■ **DIRECTIVE**: Comb through the entries for "stopcontact" and pull out each line that holds it.

■ **RECORDS PROVIDED**:

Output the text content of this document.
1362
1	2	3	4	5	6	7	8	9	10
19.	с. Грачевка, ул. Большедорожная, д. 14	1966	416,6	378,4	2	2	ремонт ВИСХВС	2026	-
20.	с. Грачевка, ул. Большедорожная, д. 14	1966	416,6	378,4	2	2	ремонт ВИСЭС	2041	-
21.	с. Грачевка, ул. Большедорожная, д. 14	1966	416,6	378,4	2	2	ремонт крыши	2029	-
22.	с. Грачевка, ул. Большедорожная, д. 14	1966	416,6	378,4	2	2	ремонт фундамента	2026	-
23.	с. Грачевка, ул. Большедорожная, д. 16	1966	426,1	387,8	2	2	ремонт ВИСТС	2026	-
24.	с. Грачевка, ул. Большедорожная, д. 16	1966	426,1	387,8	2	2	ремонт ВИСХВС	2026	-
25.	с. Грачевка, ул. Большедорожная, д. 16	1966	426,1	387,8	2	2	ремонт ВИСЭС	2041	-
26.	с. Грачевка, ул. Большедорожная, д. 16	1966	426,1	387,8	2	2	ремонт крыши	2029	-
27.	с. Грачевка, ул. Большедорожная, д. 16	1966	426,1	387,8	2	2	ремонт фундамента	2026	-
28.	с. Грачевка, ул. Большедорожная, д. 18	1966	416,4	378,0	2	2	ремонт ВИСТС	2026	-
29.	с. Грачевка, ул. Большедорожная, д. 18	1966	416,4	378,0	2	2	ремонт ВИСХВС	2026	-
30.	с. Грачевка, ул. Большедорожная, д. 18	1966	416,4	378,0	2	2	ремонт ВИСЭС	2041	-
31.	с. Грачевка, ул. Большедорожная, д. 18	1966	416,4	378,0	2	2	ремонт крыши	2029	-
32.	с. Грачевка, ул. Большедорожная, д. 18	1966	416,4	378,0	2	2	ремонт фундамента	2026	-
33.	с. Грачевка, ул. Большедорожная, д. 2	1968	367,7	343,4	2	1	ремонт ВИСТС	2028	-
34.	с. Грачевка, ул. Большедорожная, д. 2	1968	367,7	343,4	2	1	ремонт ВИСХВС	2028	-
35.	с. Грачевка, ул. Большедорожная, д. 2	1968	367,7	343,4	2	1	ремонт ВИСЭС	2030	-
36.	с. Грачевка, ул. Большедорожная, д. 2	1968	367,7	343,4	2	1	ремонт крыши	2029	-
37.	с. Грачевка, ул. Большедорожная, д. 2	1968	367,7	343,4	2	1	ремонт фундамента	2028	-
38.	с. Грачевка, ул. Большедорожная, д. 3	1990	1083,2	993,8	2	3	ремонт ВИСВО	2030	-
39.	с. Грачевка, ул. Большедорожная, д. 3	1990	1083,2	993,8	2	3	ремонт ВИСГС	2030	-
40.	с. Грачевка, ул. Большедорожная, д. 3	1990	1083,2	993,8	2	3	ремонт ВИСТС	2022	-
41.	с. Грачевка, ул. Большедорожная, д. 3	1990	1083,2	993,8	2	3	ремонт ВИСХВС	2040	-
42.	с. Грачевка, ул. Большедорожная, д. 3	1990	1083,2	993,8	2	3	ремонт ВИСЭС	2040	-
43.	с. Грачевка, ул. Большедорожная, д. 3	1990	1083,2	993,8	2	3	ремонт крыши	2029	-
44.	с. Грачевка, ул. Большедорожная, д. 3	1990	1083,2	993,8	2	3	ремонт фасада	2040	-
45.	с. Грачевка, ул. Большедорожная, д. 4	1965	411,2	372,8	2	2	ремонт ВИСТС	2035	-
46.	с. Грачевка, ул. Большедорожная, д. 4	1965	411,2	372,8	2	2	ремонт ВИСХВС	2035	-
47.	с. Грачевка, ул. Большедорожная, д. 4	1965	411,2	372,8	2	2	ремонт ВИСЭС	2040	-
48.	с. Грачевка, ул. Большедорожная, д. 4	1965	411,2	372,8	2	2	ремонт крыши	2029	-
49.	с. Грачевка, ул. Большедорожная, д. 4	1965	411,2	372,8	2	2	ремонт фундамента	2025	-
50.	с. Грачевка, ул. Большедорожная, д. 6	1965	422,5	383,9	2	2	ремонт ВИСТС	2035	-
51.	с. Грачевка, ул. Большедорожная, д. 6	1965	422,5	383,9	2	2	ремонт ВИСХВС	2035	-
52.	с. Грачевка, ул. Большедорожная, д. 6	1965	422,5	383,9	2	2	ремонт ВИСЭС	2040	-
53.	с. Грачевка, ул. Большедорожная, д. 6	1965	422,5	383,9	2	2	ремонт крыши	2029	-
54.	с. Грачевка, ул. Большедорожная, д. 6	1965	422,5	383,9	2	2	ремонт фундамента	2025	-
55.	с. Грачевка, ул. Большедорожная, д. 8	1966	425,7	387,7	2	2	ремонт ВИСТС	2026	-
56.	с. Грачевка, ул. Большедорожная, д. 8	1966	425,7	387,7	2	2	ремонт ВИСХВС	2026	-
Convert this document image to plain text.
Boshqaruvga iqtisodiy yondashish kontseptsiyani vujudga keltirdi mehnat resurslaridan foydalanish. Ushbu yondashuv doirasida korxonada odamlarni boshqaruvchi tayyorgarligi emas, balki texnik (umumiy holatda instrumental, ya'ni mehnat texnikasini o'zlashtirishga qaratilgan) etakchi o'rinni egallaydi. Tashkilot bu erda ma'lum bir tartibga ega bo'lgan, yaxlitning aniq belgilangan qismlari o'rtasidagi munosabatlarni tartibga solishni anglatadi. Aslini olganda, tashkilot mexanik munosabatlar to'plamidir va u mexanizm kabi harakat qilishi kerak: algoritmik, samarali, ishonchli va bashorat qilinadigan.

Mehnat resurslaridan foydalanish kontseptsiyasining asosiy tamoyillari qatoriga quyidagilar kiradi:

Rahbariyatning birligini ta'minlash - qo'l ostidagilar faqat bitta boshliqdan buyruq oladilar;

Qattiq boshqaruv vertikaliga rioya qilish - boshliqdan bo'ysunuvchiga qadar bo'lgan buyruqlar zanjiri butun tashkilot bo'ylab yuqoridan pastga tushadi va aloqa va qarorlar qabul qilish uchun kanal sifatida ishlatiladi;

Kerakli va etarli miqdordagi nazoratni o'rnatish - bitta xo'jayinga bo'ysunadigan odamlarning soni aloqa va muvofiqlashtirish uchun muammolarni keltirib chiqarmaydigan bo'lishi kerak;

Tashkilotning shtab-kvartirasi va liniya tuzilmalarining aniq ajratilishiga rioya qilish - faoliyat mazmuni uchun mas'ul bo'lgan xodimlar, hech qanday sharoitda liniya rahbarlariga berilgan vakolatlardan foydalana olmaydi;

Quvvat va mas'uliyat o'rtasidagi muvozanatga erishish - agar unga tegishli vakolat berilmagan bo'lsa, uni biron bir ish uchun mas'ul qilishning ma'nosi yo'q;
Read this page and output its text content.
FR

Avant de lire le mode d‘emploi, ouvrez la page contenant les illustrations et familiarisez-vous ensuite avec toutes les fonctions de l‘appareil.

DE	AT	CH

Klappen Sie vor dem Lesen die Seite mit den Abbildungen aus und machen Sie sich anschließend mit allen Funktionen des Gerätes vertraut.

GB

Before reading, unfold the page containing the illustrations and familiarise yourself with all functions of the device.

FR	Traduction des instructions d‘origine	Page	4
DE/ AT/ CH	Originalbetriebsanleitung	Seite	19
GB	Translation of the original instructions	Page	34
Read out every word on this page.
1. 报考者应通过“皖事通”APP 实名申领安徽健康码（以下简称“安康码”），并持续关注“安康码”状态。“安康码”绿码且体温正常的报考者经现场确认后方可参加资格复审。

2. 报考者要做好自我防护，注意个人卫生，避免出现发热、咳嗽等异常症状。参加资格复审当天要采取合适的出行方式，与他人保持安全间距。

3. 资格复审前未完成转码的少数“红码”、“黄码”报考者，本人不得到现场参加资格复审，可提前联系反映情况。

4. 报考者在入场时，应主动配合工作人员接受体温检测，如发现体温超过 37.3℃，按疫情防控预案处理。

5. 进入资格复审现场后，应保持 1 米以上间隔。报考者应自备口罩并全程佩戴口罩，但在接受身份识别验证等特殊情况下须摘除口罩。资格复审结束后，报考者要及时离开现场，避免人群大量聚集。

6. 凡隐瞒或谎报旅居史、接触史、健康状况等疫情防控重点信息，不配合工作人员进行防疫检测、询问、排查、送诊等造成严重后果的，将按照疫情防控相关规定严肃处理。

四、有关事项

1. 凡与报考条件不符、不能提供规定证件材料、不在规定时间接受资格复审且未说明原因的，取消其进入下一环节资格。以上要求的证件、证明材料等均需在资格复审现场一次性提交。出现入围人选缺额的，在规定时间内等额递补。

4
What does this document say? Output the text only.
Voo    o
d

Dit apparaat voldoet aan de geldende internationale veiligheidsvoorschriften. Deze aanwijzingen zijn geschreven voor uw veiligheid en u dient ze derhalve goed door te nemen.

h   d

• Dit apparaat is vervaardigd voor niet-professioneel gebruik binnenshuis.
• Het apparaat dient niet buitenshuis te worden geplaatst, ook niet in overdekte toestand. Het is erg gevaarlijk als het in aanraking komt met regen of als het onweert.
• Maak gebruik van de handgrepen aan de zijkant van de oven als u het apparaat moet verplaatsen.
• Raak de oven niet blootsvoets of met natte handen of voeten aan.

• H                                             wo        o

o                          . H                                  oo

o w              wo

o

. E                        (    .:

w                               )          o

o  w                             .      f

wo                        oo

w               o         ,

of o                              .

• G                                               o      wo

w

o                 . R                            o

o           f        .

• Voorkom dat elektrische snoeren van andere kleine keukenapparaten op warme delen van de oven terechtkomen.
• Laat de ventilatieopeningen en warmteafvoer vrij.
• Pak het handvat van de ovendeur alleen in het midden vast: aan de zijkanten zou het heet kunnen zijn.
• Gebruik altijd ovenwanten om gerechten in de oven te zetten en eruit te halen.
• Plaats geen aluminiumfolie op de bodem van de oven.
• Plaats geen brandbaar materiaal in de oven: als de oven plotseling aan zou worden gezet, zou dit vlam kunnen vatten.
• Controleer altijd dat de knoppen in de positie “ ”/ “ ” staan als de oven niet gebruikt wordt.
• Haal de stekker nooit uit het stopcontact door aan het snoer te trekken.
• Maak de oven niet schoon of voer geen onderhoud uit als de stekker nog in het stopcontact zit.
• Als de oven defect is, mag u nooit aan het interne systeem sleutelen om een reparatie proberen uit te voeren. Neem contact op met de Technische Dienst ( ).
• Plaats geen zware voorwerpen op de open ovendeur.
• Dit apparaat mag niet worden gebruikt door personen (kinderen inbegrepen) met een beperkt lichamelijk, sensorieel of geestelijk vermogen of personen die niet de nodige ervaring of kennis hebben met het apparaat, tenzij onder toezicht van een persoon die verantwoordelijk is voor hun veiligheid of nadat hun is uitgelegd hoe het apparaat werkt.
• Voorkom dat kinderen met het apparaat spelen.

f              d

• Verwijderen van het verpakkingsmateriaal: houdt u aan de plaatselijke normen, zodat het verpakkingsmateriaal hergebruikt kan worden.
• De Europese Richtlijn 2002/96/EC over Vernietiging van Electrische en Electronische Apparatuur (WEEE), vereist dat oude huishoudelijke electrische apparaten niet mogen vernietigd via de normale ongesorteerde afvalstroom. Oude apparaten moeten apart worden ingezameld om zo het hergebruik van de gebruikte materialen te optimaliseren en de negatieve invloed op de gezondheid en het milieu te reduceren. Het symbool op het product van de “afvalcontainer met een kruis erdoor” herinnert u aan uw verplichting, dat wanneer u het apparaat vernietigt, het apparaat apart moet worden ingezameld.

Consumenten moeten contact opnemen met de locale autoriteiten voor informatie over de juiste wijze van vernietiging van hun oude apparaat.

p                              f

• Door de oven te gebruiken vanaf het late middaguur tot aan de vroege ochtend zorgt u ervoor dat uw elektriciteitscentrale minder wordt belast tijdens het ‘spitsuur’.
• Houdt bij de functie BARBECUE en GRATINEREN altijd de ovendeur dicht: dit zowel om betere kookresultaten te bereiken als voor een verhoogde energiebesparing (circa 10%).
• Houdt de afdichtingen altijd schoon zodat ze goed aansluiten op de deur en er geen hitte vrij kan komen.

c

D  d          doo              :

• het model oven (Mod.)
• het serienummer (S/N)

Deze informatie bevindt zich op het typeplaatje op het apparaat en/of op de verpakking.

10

■ **SOLUTION FOR THIS EXERCISE**:
• Haal de stekker nooit uit het stopcontact door aan het snoer te trekken.
• Maak de oven niet schoon of voer geen onderhoud uit als de stekker nog in het stopcontact zit.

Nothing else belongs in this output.